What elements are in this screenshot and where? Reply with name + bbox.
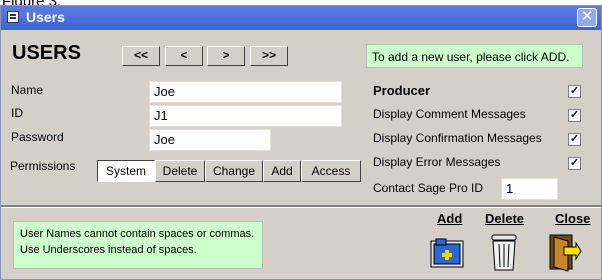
name-label: Name <box>11 83 44 97</box>
divider <box>1 205 601 208</box>
permission-add-tab[interactable]: Add <box>263 160 301 182</box>
close-label: Close <box>555 211 591 226</box>
password-field[interactable]: Joe <box>149 129 271 151</box>
permissions-label: Permissions <box>10 159 76 173</box>
close-window-button[interactable]: ✕ <box>577 8 597 27</box>
page-title: USERS <box>12 42 81 64</box>
add-folder-icon <box>430 238 464 268</box>
comment-messages-checkbox[interactable]: ✓ <box>568 109 581 122</box>
last-record-button[interactable]: >> <box>250 46 288 66</box>
window-title: Users <box>26 9 65 25</box>
form-icon <box>7 11 19 23</box>
add-user-hint: To add a new user, please click ADD. <box>366 44 583 68</box>
permission-system-tab[interactable]: System <box>97 160 155 182</box>
confirmation-messages-label: Display Confirmation Messages <box>373 131 542 145</box>
delete-button[interactable] <box>486 231 522 273</box>
permission-access-tab[interactable]: Access <box>301 160 361 182</box>
users-window: Users ✕ USERS << < > >> To add a new use… <box>0 5 602 280</box>
contact-id-label: Contact Sage Pro ID <box>373 181 484 195</box>
error-messages-checkbox[interactable]: ✓ <box>568 157 581 170</box>
password-label: Password <box>11 130 64 144</box>
permission-change-tab[interactable]: Change <box>205 160 263 182</box>
exit-door-icon <box>549 234 582 272</box>
confirmation-messages-checkbox[interactable]: ✓ <box>568 133 581 146</box>
producer-checkbox[interactable]: ✓ <box>568 85 581 98</box>
add-button[interactable] <box>429 231 465 273</box>
username-note: User Names cannot contain spaces or comm… <box>13 221 263 269</box>
producer-label: Producer <box>373 83 431 98</box>
title-bar: Users ✕ <box>1 6 601 30</box>
delete-label: Delete <box>485 211 525 226</box>
add-label: Add <box>437 211 463 226</box>
next-record-button[interactable]: > <box>207 46 245 66</box>
id-field[interactable]: J1 <box>149 105 342 127</box>
trash-icon <box>491 234 517 271</box>
previous-record-button[interactable]: < <box>165 46 203 66</box>
id-label: ID <box>11 106 23 120</box>
name-field[interactable]: Joe <box>149 81 342 103</box>
close-button[interactable] <box>546 231 582 273</box>
contact-id-field[interactable]: 1 <box>501 178 558 200</box>
comment-messages-label: Display Comment Messages <box>373 107 526 121</box>
error-messages-label: Display Error Messages <box>373 155 501 169</box>
permission-delete-tab[interactable]: Delete <box>155 160 205 182</box>
first-record-button[interactable]: << <box>122 46 160 66</box>
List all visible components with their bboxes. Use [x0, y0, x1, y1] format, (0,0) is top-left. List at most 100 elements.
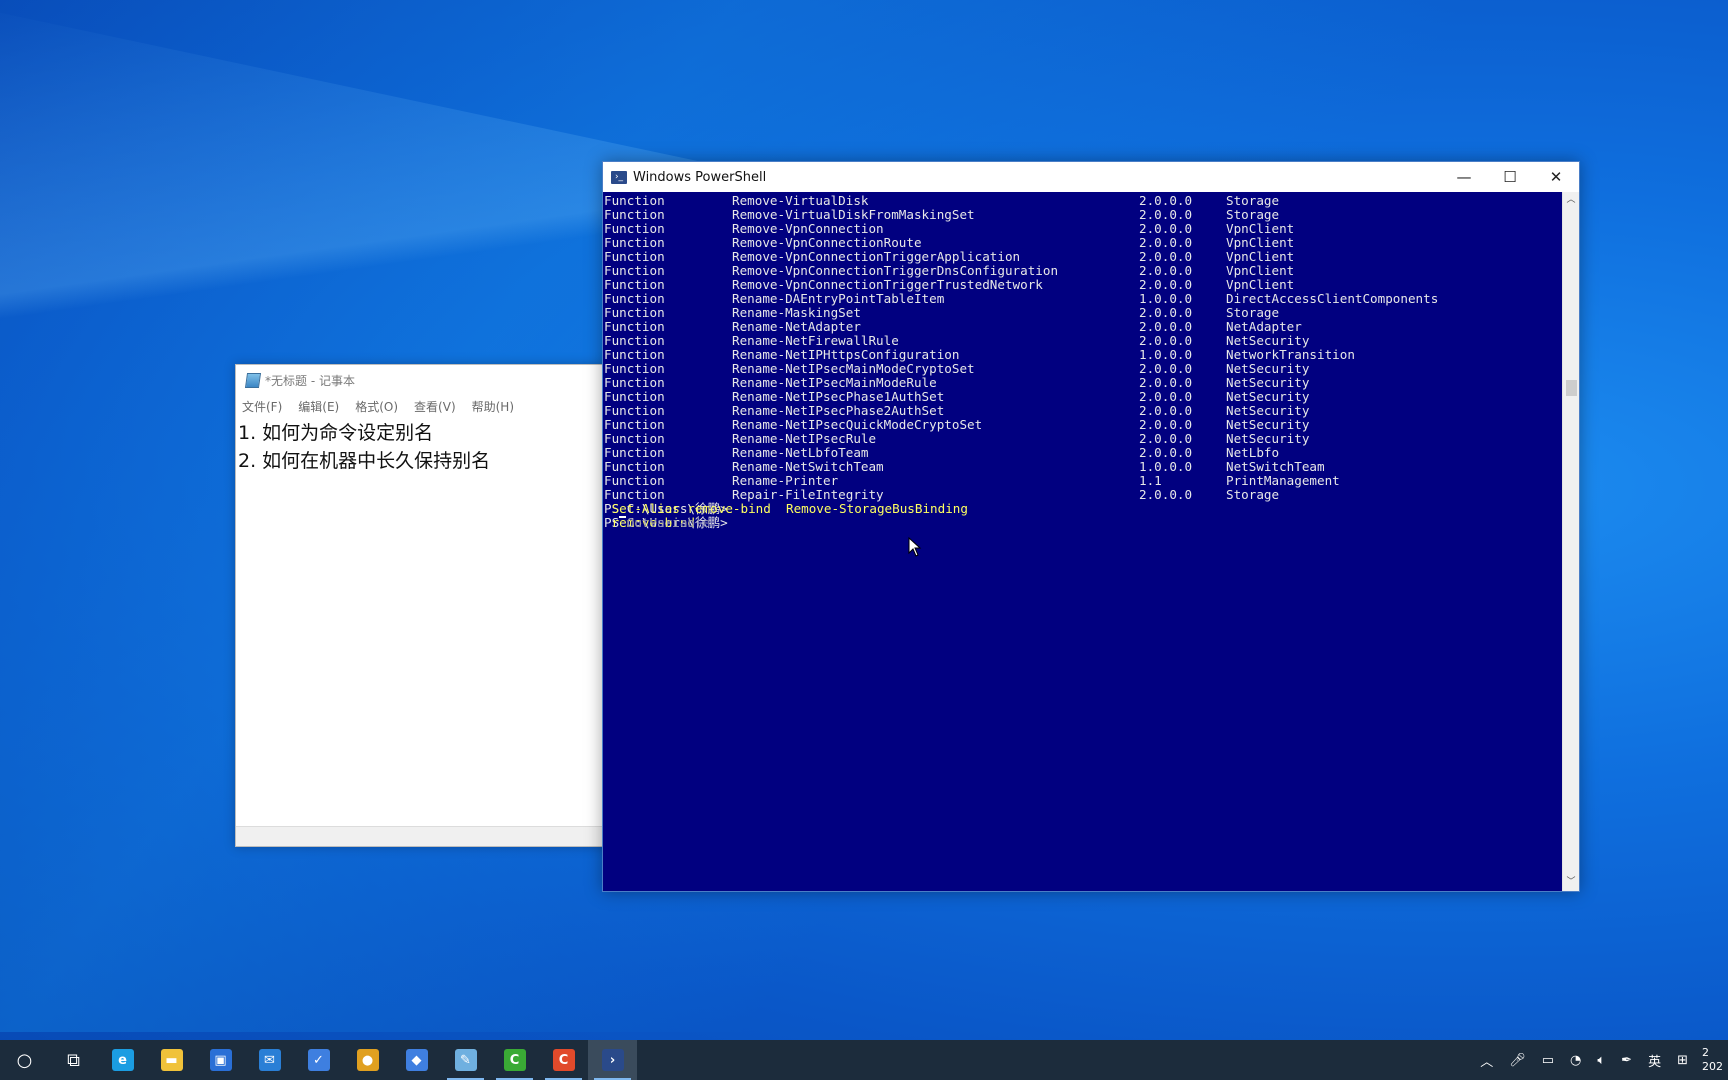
cell-type: Function	[604, 249, 665, 264]
notepad-title: *无标题 - 记事本	[265, 373, 355, 388]
cell-source: NetSecurity	[1226, 417, 1310, 432]
close-button[interactable]: ✕	[1533, 162, 1579, 192]
cell-source: VpnClient	[1226, 277, 1295, 292]
console-row: Function Rename-NetIPsecPhase2AuthSet 2.0.…	[603, 404, 1562, 418]
cell-version: 1.0.0.0	[1139, 347, 1193, 362]
menu-view[interactable]: 查看(V)	[414, 398, 456, 415]
cell-version: 2.0.0.0	[1139, 277, 1193, 292]
cell-type: Function	[604, 487, 665, 502]
text-cursor	[619, 516, 627, 518]
cell-source: NetSecurity	[1226, 333, 1310, 348]
powershell-app[interactable]: ›	[588, 1040, 637, 1080]
powershell-window[interactable]: ›_ Windows PowerShell — ☐ ✕ Function Remo…	[602, 161, 1580, 892]
wifi-icon[interactable]: ◔	[1570, 1053, 1581, 1068]
camtasia-recorder-app[interactable]: C	[539, 1040, 588, 1080]
maximize-button[interactable]: ☐	[1487, 162, 1533, 192]
notepad-line: 1. 如何为命令设定别名	[238, 422, 434, 444]
cell-name: Rename-NetIPsecPhase1AuthSet	[732, 389, 945, 404]
cell-version: 2.0.0.0	[1139, 417, 1193, 432]
cell-source: Storage	[1226, 207, 1280, 222]
scrollbar-thumb[interactable]	[1566, 380, 1577, 396]
cell-type: Function	[604, 263, 665, 278]
cell-version: 1.0.0.0	[1139, 291, 1193, 306]
cell-version: 2.0.0.0	[1139, 263, 1193, 278]
console-row: Function Remove-VpnConnection 2.0.0.0 VpnCl…	[603, 222, 1562, 236]
clock[interactable]: 2 202	[1702, 1046, 1728, 1074]
console-row: Function Remove-VpnConnectionTriggerAppli…	[603, 250, 1562, 264]
cell-type: Function	[604, 333, 665, 348]
console-row: Function Rename-MaskingSet 2.0.0.0 Storage	[603, 306, 1562, 320]
cell-source: NetworkTransition	[1226, 347, 1355, 362]
menu-edit[interactable]: 编辑(E)	[298, 398, 339, 415]
notepad-line: 2. 如何在机器中长久保持别名	[238, 450, 491, 472]
start-icon: ○	[16, 1049, 33, 1071]
cell-source: DirectAccessClientComponents	[1226, 291, 1439, 306]
cell-name: Remove-VirtualDisk	[732, 193, 869, 208]
mail-icon: ✉	[258, 1049, 281, 1071]
cell-version: 2.0.0.0	[1139, 431, 1193, 446]
cell-version: 2.0.0.0	[1139, 375, 1193, 390]
powershell-title: Windows PowerShell	[633, 169, 767, 185]
start-button[interactable]: ○	[0, 1040, 49, 1080]
console-row: Function Rename-NetIPsecMainModeRule 2.0.0…	[603, 376, 1562, 390]
cell-type: Function	[604, 459, 665, 474]
show-hidden-icons-icon[interactable]: ︿	[1480, 1051, 1493, 1070]
file-explorer-app[interactable]: ▬	[147, 1040, 196, 1080]
notepad-titlebar[interactable]: *无标题 - 记事本	[236, 365, 634, 395]
notepad-text-area[interactable]: 1. 如何为命令设定别名 2. 如何在机器中长久保持别名	[236, 417, 634, 477]
menu-help[interactable]: 帮助(H)	[472, 398, 514, 415]
feishu-icon: ✓	[307, 1049, 330, 1071]
cell-source: Storage	[1226, 193, 1280, 208]
volume-icon[interactable]: 🔈︎	[1597, 1053, 1605, 1068]
system-tray: ︿ 🎤︎ ▭ ◔ 🔈︎ ✒ 英 ⊞ 2 202	[1472, 1040, 1728, 1080]
mail-app[interactable]: ✉	[245, 1040, 294, 1080]
feather-app[interactable]: ◆	[392, 1040, 441, 1080]
cell-name: Remove-VirtualDiskFromMaskingSet	[732, 207, 975, 222]
console-output: Function Remove-VirtualDisk 2.0.0.0 Storage…	[603, 192, 1562, 530]
keyboard-layout-icon[interactable]: ⊞	[1677, 1053, 1688, 1068]
task-view-button[interactable]: ⧉	[49, 1040, 98, 1080]
cell-type: Function	[604, 417, 665, 432]
cell-type: Function	[604, 235, 665, 250]
console-row: Function Remove-VirtualDiskFromMaskingSet…	[603, 208, 1562, 222]
minimize-button[interactable]: —	[1441, 162, 1487, 192]
vertical-scrollbar[interactable]: ︿ ﹀	[1562, 192, 1579, 891]
powershell-console[interactable]: Function Remove-VirtualDisk 2.0.0.0 Storage…	[603, 192, 1562, 891]
microphone-icon[interactable]: 🎤︎	[1509, 1053, 1526, 1068]
edge-app[interactable]: e	[98, 1040, 147, 1080]
cell-name: Rename-NetIPsecQuickModeCryptoSet	[732, 417, 983, 432]
battery-icon[interactable]: ▭	[1542, 1053, 1554, 1068]
pen-icon[interactable]: ✒	[1621, 1053, 1632, 1068]
camtasia-app[interactable]: C	[490, 1040, 539, 1080]
cell-version: 2.0.0.0	[1139, 319, 1193, 334]
cell-version: 2.0.0.0	[1139, 333, 1193, 348]
cell-source: VpnClient	[1226, 221, 1295, 236]
menu-format[interactable]: 格式(O)	[355, 398, 398, 415]
camtasia-recorder-icon: C	[552, 1049, 575, 1071]
cell-version: 2.0.0.0	[1139, 445, 1193, 460]
cell-source: NetAdapter	[1226, 319, 1302, 334]
command-line[interactable]: PS C:\Users\徐鹏> remove-bind -OutVariable	[603, 516, 1562, 530]
cell-version: 2.0.0.0	[1139, 221, 1193, 236]
menu-file[interactable]: 文件(F)	[242, 398, 282, 415]
console-row: Function Remove-VpnConnectionTriggerTrust…	[603, 278, 1562, 292]
powershell-icon: ›	[601, 1049, 624, 1071]
store-app[interactable]: ▣	[196, 1040, 245, 1080]
input-method-indicator[interactable]: 英	[1648, 1051, 1661, 1070]
cell-type: Function	[604, 473, 665, 488]
scroll-up-icon[interactable]: ︿	[1563, 192, 1579, 209]
console-row: Function Rename-DAEntryPointTableItem 1.0.…	[603, 292, 1562, 306]
powershell-titlebar[interactable]: ›_ Windows PowerShell — ☐ ✕	[603, 162, 1579, 192]
command-line: PS C:\Users\徐鹏> Set-Alias remove-bind Re…	[603, 502, 1562, 516]
feishu-app[interactable]: ✓	[294, 1040, 343, 1080]
notepad-app[interactable]: ✎	[441, 1040, 490, 1080]
chrome-app[interactable]: ●	[343, 1040, 392, 1080]
cell-source: PrintManagement	[1226, 473, 1340, 488]
cell-version: 1.0.0.0	[1139, 459, 1193, 474]
taskbar: ○ ⧉ e ▬ ▣ ✉ ✓ ● ◆ ✎ C C › ︿ 🎤︎ ▭ ◔ 🔈︎ ✒ 英 ⊞ 2 202	[0, 1040, 1728, 1080]
cell-name: Rename-Printer	[732, 473, 839, 488]
cell-version: 2.0.0.0	[1139, 305, 1193, 320]
notepad-window[interactable]: *无标题 - 记事本 文件(F) 编辑(E) 格式(O) 查看(V) 帮助(H)…	[235, 364, 635, 847]
scroll-down-icon[interactable]: ﹀	[1563, 874, 1579, 891]
notepad-menubar: 文件(F) 编辑(E) 格式(O) 查看(V) 帮助(H)	[236, 395, 634, 417]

┄┄┄┄┄┄┄┄┄┄

Short problem
Copy the data word for word, starting at the line that contains "name-label: Name <box>11 83 44 97</box>" and ending at the line that contains "next-record-button[interactable]: > <box>207", with both of those lines included.

Result of the exercise
name-label: Name <box>11 83 44 97</box>
divider <box>1 205 601 208</box>
permission-add-tab[interactable]: Add <box>263 160 301 182</box>
close-label: Close <box>555 211 591 226</box>
password-field[interactable]: Joe <box>149 129 271 151</box>
permissions-label: Permissions <box>10 159 76 173</box>
close-window-button[interactable]: ✕ <box>577 8 597 27</box>
page-title: USERS <box>12 42 81 64</box>
add-folder-icon <box>430 238 464 268</box>
comment-messages-checkbox[interactable]: ✓ <box>568 109 581 122</box>
last-record-button[interactable]: >> <box>250 46 288 66</box>
window-title: Users <box>26 9 65 25</box>
form-icon <box>7 11 19 23</box>
add-user-hint: To add a new user, please click ADD. <box>366 44 583 68</box>
permission-system-tab[interactable]: System <box>97 160 155 182</box>
confirmation-messages-label: Display Confirmation Messages <box>373 131 542 145</box>
delete-button[interactable] <box>486 231 522 273</box>
permission-access-tab[interactable]: Access <box>301 160 361 182</box>
users-window: Users ✕ USERS << < > >> To add a new use… <box>0 5 602 280</box>
contact-id-label: Contact Sage Pro ID <box>373 181 484 195</box>
error-messages-checkbox[interactable]: ✓ <box>568 157 581 170</box>
password-label: Password <box>11 130 64 144</box>
permission-change-tab[interactable]: Change <box>205 160 263 182</box>
exit-door-icon <box>549 234 582 272</box>
confirmation-messages-checkbox[interactable]: ✓ <box>568 133 581 146</box>
producer-checkbox[interactable]: ✓ <box>568 85 581 98</box>
add-button[interactable] <box>429 231 465 273</box>
username-note: User Names cannot contain spaces or comm… <box>13 221 263 269</box>
producer-label: Producer <box>373 83 431 98</box>
title-bar: Users ✕ <box>1 6 601 30</box>
delete-label: Delete <box>485 211 525 226</box>
add-label: Add <box>437 211 463 226</box>
next-record-button[interactable]: > <box>207 46 245 66</box>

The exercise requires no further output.